====== EXERCISE DATA ======
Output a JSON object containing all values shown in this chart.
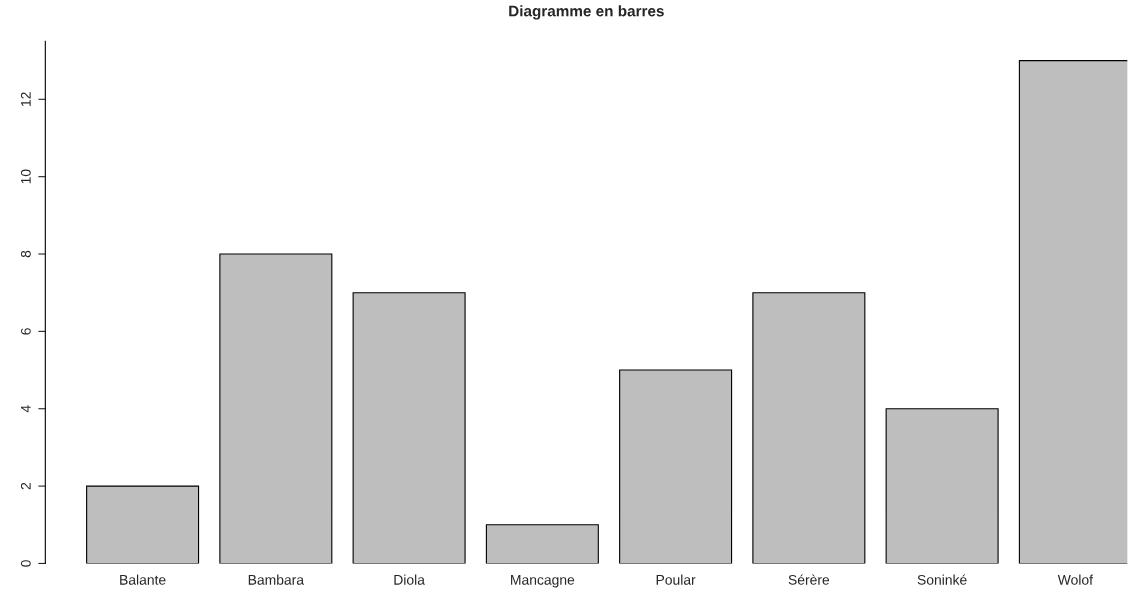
{
  "chart_data": {
    "type": "bar",
    "title": "Diagramme en barres",
    "categories": [
      "Balante",
      "Bambara",
      "Diola",
      "Mancagne",
      "Poular",
      "Sérère",
      "Soninké",
      "Wolof"
    ],
    "values": [
      2,
      8,
      7,
      1,
      5,
      7,
      4,
      13
    ],
    "color": "#bebebe",
    "ylim": [
      0,
      13.5
    ],
    "yticks": [
      0,
      2,
      4,
      6,
      8,
      10,
      12
    ],
    "grid": false
  }
}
======
> [TASK OBJECTIVE]
Set each line of the records down exactly, leaving every picture out.

> [EXPECTED ANSWER]
Output a JSON object containing all values shown in this chart.
{
  "chart_data": {
    "type": "bar",
    "title": "Diagramme en barres",
    "categories": [
      "Balante",
      "Bambara",
      "Diola",
      "Mancagne",
      "Poular",
      "Sérère",
      "Soninké",
      "Wolof"
    ],
    "values": [
      2,
      8,
      7,
      1,
      5,
      7,
      4,
      13
    ],
    "color": "#bebebe",
    "ylim": [
      0,
      13.5
    ],
    "yticks": [
      0,
      2,
      4,
      6,
      8,
      10,
      12
    ],
    "grid": false
  }
}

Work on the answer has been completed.